━━━━━ TEXTE PROPOSÉ

Le premier conflit entre Mestras et Gujan nait à l’occasion du partage des landes communales, affaire qui passionna la population de Gujan pendant plus de trente ans[1] ; le second, de beaucoup le plus grave, a pour origine la construction d’une chapelle à Mestras, à tel point que le 13 février 1864, le conseil municipal de Gujan « émet le vœu que la section de Mestras soit érigée en paroisse distincte et séparée, placée sous le patronage de Saint-Michel, qu’elle s’engage à présenter un local provisoire pour le service du culte et à faire dresser tous plans et devis de l’église et du presbytère de la paroisse nouvelle qui seront édifiés sur l’emplacement qui sera ultérieurement désigné ». On mesure par là que, pour une société encore marquée fortement du sceau de la religion, une commune est d’abord identifiée à une paroisse. Le maire est alors le Testerin Pierre-Eugène Dignac, en fonction de 1851 à 1870 et de 1874 à 1878, installé comme notaire à Mestras.

Les habitants du quartier font construire la chapelle « provisoire » (en service dès le mois de septembre de la même année), en attente de l’église définitive ; la chapelle « provisoire » est utilisée jusqu’en 1897,

 

date à laquelle il faut la remplacer par la chapelle actuelle, et l’église ne fut… jamais construite !

Au cours de ce second conflit, la création d’établissements de bains et de sociétés musicales concurrentes exacerbe la rivalité entre Gujan et Mestras, rivalité qu’accroit dans les 20 premières années de la 3ème République la divergence d’opinion entre Mestras bonapartiste et Gujan Républicain.

Inutile de dire que les protestations des conseillers municipaux du secteur de Gujan ne se font pas attendre ! De façon inhabituelle, et qui montre bien leur propre volonté de sécession, ils s’adressent directement au préfet de la Gironde dans une lettre du 30 septembre 1865 : « Nous réclamons une séparation immédiate qui laisse à chaque section la disposition de ses ressources et la responsabilité de ses actes. » Ils vont même jusqu’à menacer de donner leur démission. Cette lettre est signée par trois membres de la famille Daney, très ancienne famille de Gujan et représentative du point de vue des Gujanais.

Dès le 27 mars 1864, Pierre Daney avait envoyé un « Mémoire adressé à Monsieur le Préfet de la Gironde par les habitants de la section de Gujan pour être séparés de la section de Mestras ». Pour lui, « la séparation est devenue indispensable à cause de la mésentente qui règne entre les habitants des deux sections ».

━━━━━━━━━━

Reproduisez fidèlement le passage du texte sur la rivalité entre Gujan et Mestras qui s'ouvre sur les mots contenant « Au cours de » et se ferme sur « et Gujan Républicain. ». Les lignes de données ne sont pas nécessaires ici.

━━━━━ LIGNES DE DONNÉES

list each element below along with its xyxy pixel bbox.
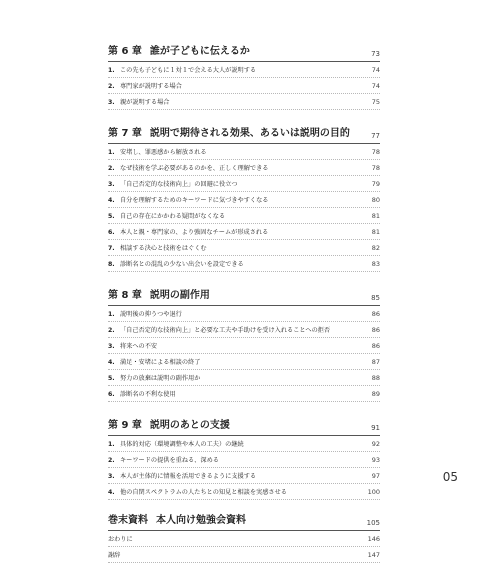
chapter-label: 第 9 章: [108, 420, 142, 431]
chapter-section: [108, 282, 380, 402]
entry-number: 2.: [108, 83, 115, 90]
chapter-label: 第 8 章: [108, 290, 142, 301]
entry-title: おわりに: [108, 536, 133, 543]
chapter-title-group: [108, 420, 230, 435]
toc-entry[interactable]: [108, 62, 380, 78]
entry-page: 147: [367, 551, 380, 559]
chapter-label: 第 7 章: [108, 128, 142, 139]
entry-page: 92: [371, 440, 380, 448]
chapter-label: 第 6 章: [108, 46, 142, 57]
entry-page: 82: [371, 244, 380, 252]
entry-number: 2.: [108, 165, 115, 172]
entry-page: 93: [371, 456, 380, 464]
entry-title: 親が説明する場合: [120, 99, 170, 106]
entry-number: 1.: [108, 311, 115, 318]
entry-title: 努力の放棄は説明の副作用か: [120, 375, 201, 382]
toc-entry[interactable]: [108, 94, 380, 110]
entry-page: 146: [367, 535, 380, 543]
entry-number: 1.: [108, 441, 115, 448]
chapter-section: [108, 120, 380, 272]
chapter-page: 91: [371, 424, 380, 432]
entry-title: キーワードの提供を重ねる、深める: [120, 457, 219, 464]
toc-entry[interactable]: [108, 160, 380, 176]
appendix-title-group: [108, 515, 246, 530]
entry-title: 本人と親・専門家の、より強固なチームが形成される: [120, 229, 269, 236]
toc-entry[interactable]: [108, 256, 380, 272]
chapter-heading[interactable]: [108, 282, 380, 306]
entry-page: 86: [371, 326, 380, 334]
toc-entry[interactable]: [108, 484, 380, 500]
appendix-heading[interactable]: [108, 510, 380, 531]
entry-page: 78: [371, 148, 380, 156]
entry-title: 「自己否定的な技術向上」の回避に役立つ: [120, 181, 238, 188]
entry-page: 100: [367, 488, 380, 496]
entry-page: 74: [371, 66, 380, 74]
chapter-page: 73: [371, 50, 380, 58]
toc-entry[interactable]: [108, 436, 380, 452]
entry-number: 5.: [108, 375, 115, 382]
entry-number: 4.: [108, 359, 115, 366]
entry-page: 87: [371, 358, 380, 366]
entry-title: 自分を理解するためのキーワードに気づきやすくなる: [120, 197, 269, 204]
chapter-title-group: [108, 128, 350, 143]
entry-page: 81: [371, 228, 380, 236]
chapter-title-group: [108, 46, 250, 61]
entry-title: 説明後の抑うつや退行: [120, 311, 182, 318]
table-of-contents: [108, 38, 380, 573]
toc-entry[interactable]: [108, 306, 380, 322]
entry-page: 81: [371, 212, 380, 220]
entry-number: 4.: [108, 489, 115, 496]
entry-page: 88: [371, 374, 380, 382]
entry-title: 診断名との混乱の少ない出会いを設定できる: [120, 261, 244, 268]
chapter-heading[interactable]: [108, 120, 380, 144]
entry-title: 謝辞: [108, 552, 121, 559]
entry-page: 74: [371, 82, 380, 90]
entry-page: 75: [371, 98, 380, 106]
entry-number: 5.: [108, 213, 115, 220]
entry-title: 他の自閉スペクトラムの人たちとの知見と相談を実感させる: [120, 489, 287, 496]
entry-title: 満足・安堵による相談の終了: [120, 359, 201, 366]
entry-page: 80: [371, 196, 380, 204]
entry-page: 86: [371, 342, 380, 350]
entry-number: 3.: [108, 473, 115, 480]
chapter-page: 85: [371, 294, 380, 302]
toc-entry[interactable]: [108, 531, 380, 547]
chapter-page: 77: [371, 132, 380, 140]
toc-entry[interactable]: [108, 370, 380, 386]
entry-title: 診断名の不利な使用: [120, 391, 176, 398]
chapter-title: 誰が子どもに伝えるか: [149, 46, 250, 57]
toc-entry[interactable]: [108, 547, 380, 563]
toc-entry[interactable]: [108, 208, 380, 224]
entry-page: 97: [371, 472, 380, 480]
toc-entry[interactable]: [108, 322, 380, 338]
chapter-title: 説明で期待される効果、あるいは説明の目的: [149, 128, 350, 139]
chapter-heading[interactable]: [108, 38, 380, 62]
entry-number: 3.: [108, 343, 115, 350]
entry-title: 相談する決心と技術をはぐくむ: [120, 245, 207, 252]
entry-title: 安堵し、罪悪感から解放される: [120, 149, 207, 156]
entry-title: 具体的対応（環境調整や本人の工夫）の継続: [120, 441, 244, 448]
entry-title: 将来への不安: [120, 343, 158, 350]
toc-entry[interactable]: [108, 354, 380, 370]
entry-title: 「自己否定的な技術向上」と必要な工夫や手助けを受け入れることへの拒否: [120, 327, 331, 334]
chapter-title: 説明のあとの支援: [149, 420, 230, 431]
toc-entry[interactable]: [108, 176, 380, 192]
entry-number: 1.: [108, 67, 115, 74]
toc-entry[interactable]: [108, 78, 380, 94]
toc-entry[interactable]: [108, 386, 380, 402]
entry-page: 83: [371, 260, 380, 268]
entry-title: なぜ技術を学ぶ必要があるのかを、正しく理解できる: [120, 165, 269, 172]
entry-number: 6.: [108, 391, 115, 398]
entry-number: 2.: [108, 457, 115, 464]
toc-entry[interactable]: [108, 224, 380, 240]
chapter-heading[interactable]: [108, 412, 380, 436]
entry-number: 7.: [108, 245, 115, 252]
entry-number: 4.: [108, 197, 115, 204]
entry-page: 86: [371, 310, 380, 318]
appendix-title: 本人向け勉強会資料: [156, 515, 246, 526]
entry-number: 3.: [108, 181, 115, 188]
entry-page: 79: [371, 180, 380, 188]
toc-entry[interactable]: [108, 144, 380, 160]
page-number: 05: [442, 470, 458, 484]
entry-number: 2.: [108, 327, 115, 334]
toc-entry[interactable]: [108, 338, 380, 354]
entry-title: 自己の存在にかかわる疑問がなくなる: [120, 213, 226, 220]
appendix-page: 105: [366, 519, 380, 527]
chapter-title: 説明の副作用: [149, 290, 210, 301]
entry-page: 78: [371, 164, 380, 172]
chapter-title-group: [108, 290, 210, 305]
toc-entry[interactable]: [108, 240, 380, 256]
chapter-section: [108, 412, 380, 500]
appendix-section: [108, 510, 380, 563]
appendix-label: 巻末資料: [108, 515, 148, 526]
toc-entry[interactable]: [108, 192, 380, 208]
entry-title: 本人が主体的に情報を活用できるように支援する: [120, 473, 257, 480]
entry-number: 3.: [108, 99, 115, 106]
entry-page: 89: [371, 390, 380, 398]
toc-entry[interactable]: [108, 452, 380, 468]
toc-entry[interactable]: [108, 468, 380, 484]
entry-number: 8.: [108, 261, 115, 268]
entry-number: 6.: [108, 229, 115, 236]
entry-title: この先も子どもに１対１で会える大人が説明する: [120, 67, 257, 74]
entry-title: 専門家が説明する場合: [120, 83, 182, 90]
chapter-section: [108, 38, 380, 110]
entry-number: 1.: [108, 149, 115, 156]
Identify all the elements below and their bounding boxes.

━━━━━━━━━━

* [CORRIGÉ DE L'EXERCICE]
Au cours de ce second conflit, la création d’établissements de bains et de sociétés musicales concurrentes exacerbe la rivalité entre Gujan et Mestras, rivalité qu’accroit dans les 20 premières années de la 3ème République la divergence d’opinion entre Mestras bonapartiste et Gujan Républicain.